- **Task to carry out**:
Transcribe all the entries word for word, omitting any pictures they contain.

- **Information provided**:
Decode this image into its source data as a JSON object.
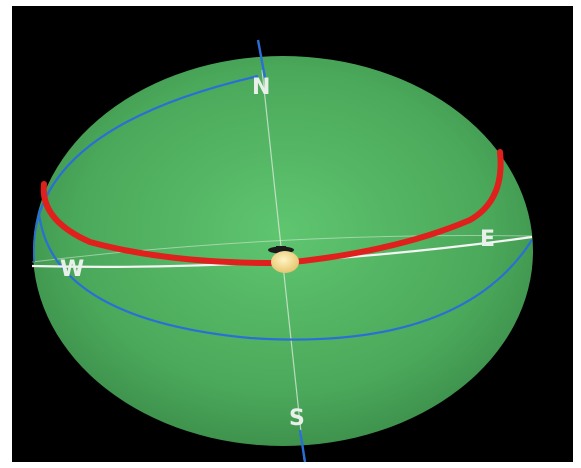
{
  "scene": {
    "background_color": "#000000",
    "frame_color": "#ffffff",
    "dome_color": "#4fb060",
    "horizon_color": "#f4f4f4",
    "meridian_color": "#e8efe8",
    "celestial_circle_color": "#2a6fd6",
    "sun_path_color": "#e0201c",
    "sun_color": "#f3dc8e",
    "observer_color": "#1a1a1a"
  },
  "labels": {
    "north": "N",
    "south": "S",
    "east": "E",
    "west": "W"
  }
}
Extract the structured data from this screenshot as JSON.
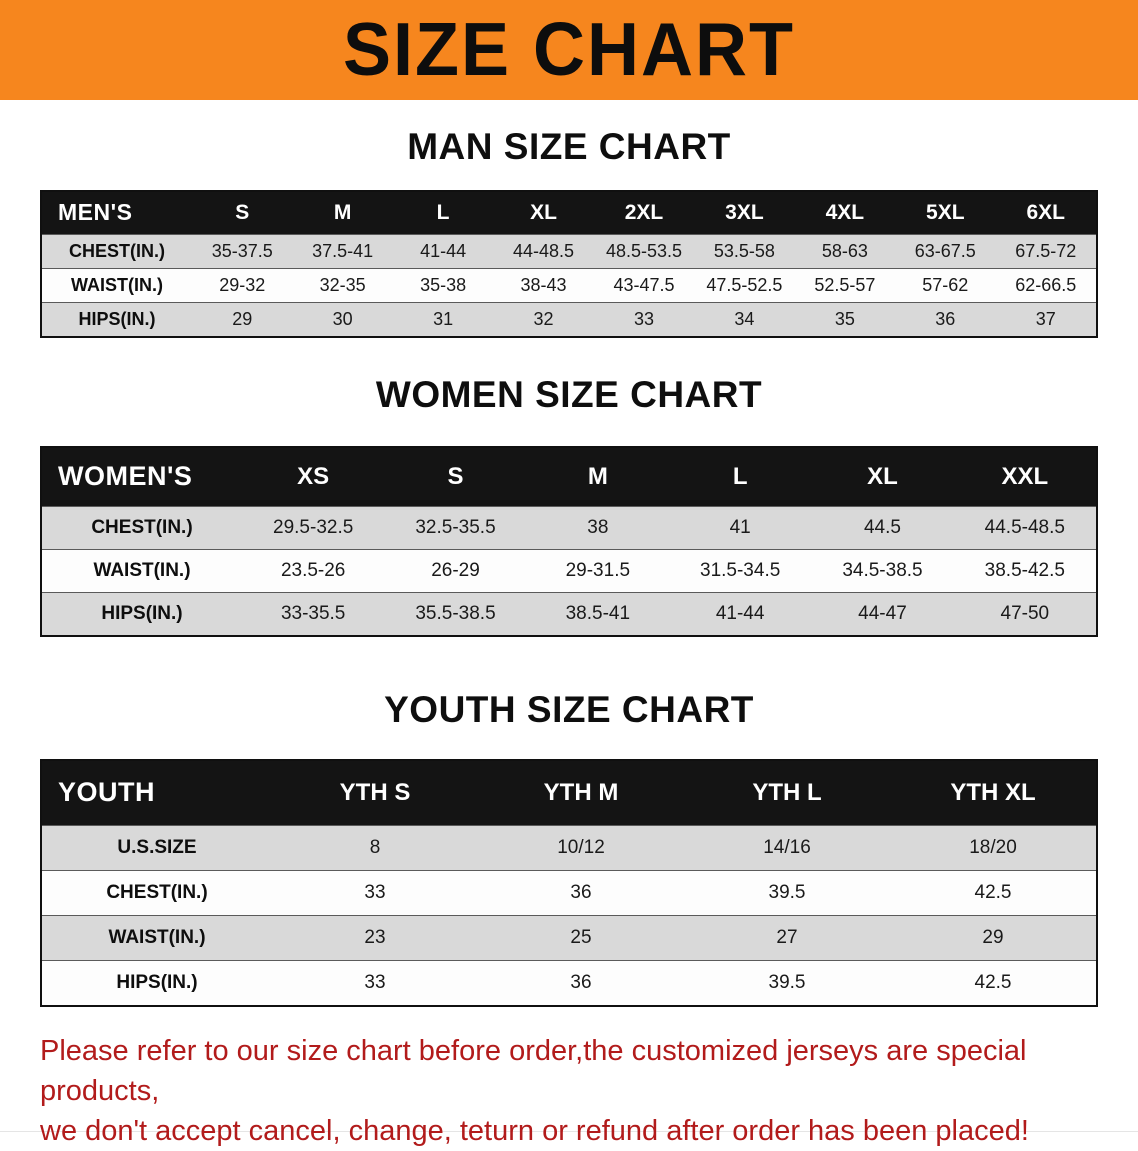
{
  "banner": {
    "title": "SIZE CHART"
  },
  "man": {
    "heading": "MAN SIZE CHART",
    "table": {
      "label": "MEN'S",
      "columns": [
        "S",
        "M",
        "L",
        "XL",
        "2XL",
        "3XL",
        "4XL",
        "5XL",
        "6XL"
      ],
      "rows": [
        {
          "label": "CHEST(IN.)",
          "values": [
            "35-37.5",
            "37.5-41",
            "41-44",
            "44-48.5",
            "48.5-53.5",
            "53.5-58",
            "58-63",
            "63-67.5",
            "67.5-72"
          ]
        },
        {
          "label": "WAIST(IN.)",
          "values": [
            "29-32",
            "32-35",
            "35-38",
            "38-43",
            "43-47.5",
            "47.5-52.5",
            "52.5-57",
            "57-62",
            "62-66.5"
          ]
        },
        {
          "label": "HIPS(IN.)",
          "values": [
            "29",
            "30",
            "31",
            "32",
            "33",
            "34",
            "35",
            "36",
            "37"
          ]
        }
      ]
    }
  },
  "women": {
    "heading": "WOMEN SIZE CHART",
    "table": {
      "label": "WOMEN'S",
      "columns": [
        "XS",
        "S",
        "M",
        "L",
        "XL",
        "XXL"
      ],
      "rows": [
        {
          "label": "CHEST(IN.)",
          "values": [
            "29.5-32.5",
            "32.5-35.5",
            "38",
            "41",
            "44.5",
            "44.5-48.5"
          ]
        },
        {
          "label": "WAIST(IN.)",
          "values": [
            "23.5-26",
            "26-29",
            "29-31.5",
            "31.5-34.5",
            "34.5-38.5",
            "38.5-42.5"
          ]
        },
        {
          "label": "HIPS(IN.)",
          "values": [
            "33-35.5",
            "35.5-38.5",
            "38.5-41",
            "41-44",
            "44-47",
            "47-50"
          ]
        }
      ]
    }
  },
  "youth": {
    "heading": "YOUTH SIZE CHART",
    "table": {
      "label": "YOUTH",
      "columns": [
        "YTH S",
        "YTH M",
        "YTH L",
        "YTH XL"
      ],
      "rows": [
        {
          "label": "U.S.SIZE",
          "values": [
            "8",
            "10/12",
            "14/16",
            "18/20"
          ]
        },
        {
          "label": "CHEST(IN.)",
          "values": [
            "33",
            "36",
            "39.5",
            "42.5"
          ]
        },
        {
          "label": "WAIST(IN.)",
          "values": [
            "23",
            "25",
            "27",
            "29"
          ]
        },
        {
          "label": "HIPS(IN.)",
          "values": [
            "33",
            "36",
            "39.5",
            "42.5"
          ]
        }
      ]
    }
  },
  "disclaimer": {
    "line1": "Please refer to our size chart before order,the customized jerseys are special products,",
    "line2": "we don't accept cancel, change, teturn or refund after order has been placed!"
  },
  "colors": {
    "banner_bg": "#F6861E",
    "table_header_bg": "#141414",
    "row_alt_gray": "#D9D9D9",
    "disclaimer_red": "#B21B1B"
  }
}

- **Correct response**:
Decode this image into its source data as a JSON object.
{
  "scene": {
    "background_color": "#000000",
    "frame_color": "#ffffff",
    "dome_color": "#4fb060",
    "horizon_color": "#f4f4f4",
    "meridian_color": "#e8efe8",
    "celestial_circle_color": "#2a6fd6",
    "sun_path_color": "#e0201c",
    "sun_color": "#f3dc8e",
    "observer_color": "#1a1a1a"
  },
  "labels": {
    "north": "N",
    "south": "S",
    "east": "E",
    "west": "W"
  }
}
Extract the structured data from this screenshot as JSON.
{
  "banner": {
    "title": "SIZE CHART"
  },
  "man": {
    "heading": "MAN SIZE CHART",
    "table": {
      "label": "MEN'S",
      "columns": [
        "S",
        "M",
        "L",
        "XL",
        "2XL",
        "3XL",
        "4XL",
        "5XL",
        "6XL"
      ],
      "rows": [
        {
          "label": "CHEST(IN.)",
          "values": [
            "35-37.5",
            "37.5-41",
            "41-44",
            "44-48.5",
            "48.5-53.5",
            "53.5-58",
            "58-63",
            "63-67.5",
            "67.5-72"
          ]
        },
        {
          "label": "WAIST(IN.)",
          "values": [
            "29-32",
            "32-35",
            "35-38",
            "38-43",
            "43-47.5",
            "47.5-52.5",
            "52.5-57",
            "57-62",
            "62-66.5"
          ]
        },
        {
          "label": "HIPS(IN.)",
          "values": [
            "29",
            "30",
            "31",
            "32",
            "33",
            "34",
            "35",
            "36",
            "37"
          ]
        }
      ]
    }
  },
  "women": {
    "heading": "WOMEN SIZE CHART",
    "table": {
      "label": "WOMEN'S",
      "columns": [
        "XS",
        "S",
        "M",
        "L",
        "XL",
        "XXL"
      ],
      "rows": [
        {
          "label": "CHEST(IN.)",
          "values": [
            "29.5-32.5",
            "32.5-35.5",
            "38",
            "41",
            "44.5",
            "44.5-48.5"
          ]
        },
        {
          "label": "WAIST(IN.)",
          "values": [
            "23.5-26",
            "26-29",
            "29-31.5",
            "31.5-34.5",
            "34.5-38.5",
            "38.5-42.5"
          ]
        },
        {
          "label": "HIPS(IN.)",
          "values": [
            "33-35.5",
            "35.5-38.5",
            "38.5-41",
            "41-44",
            "44-47",
            "47-50"
          ]
        }
      ]
    }
  },
  "youth": {
    "heading": "YOUTH SIZE CHART",
    "table": {
      "label": "YOUTH",
      "columns": [
        "YTH S",
        "YTH M",
        "YTH L",
        "YTH XL"
      ],
      "rows": [
        {
          "label": "U.S.SIZE",
          "values": [
            "8",
            "10/12",
            "14/16",
            "18/20"
          ]
        },
        {
          "label": "CHEST(IN.)",
          "values": [
            "33",
            "36",
            "39.5",
            "42.5"
          ]
        },
        {
          "label": "WAIST(IN.)",
          "values": [
            "23",
            "25",
            "27",
            "29"
          ]
        },
        {
          "label": "HIPS(IN.)",
          "values": [
            "33",
            "36",
            "39.5",
            "42.5"
          ]
        }
      ]
    }
  },
  "disclaimer": {
    "line1": "Please refer to our size chart before order,the customized jerseys are special products,",
    "line2": "we don't accept cancel, change, teturn or refund after order has been placed!"
  },
  "colors": {
    "banner_bg": "#F6861E",
    "table_header_bg": "#141414",
    "row_alt_gray": "#D9D9D9",
    "disclaimer_red": "#B21B1B"
  }
}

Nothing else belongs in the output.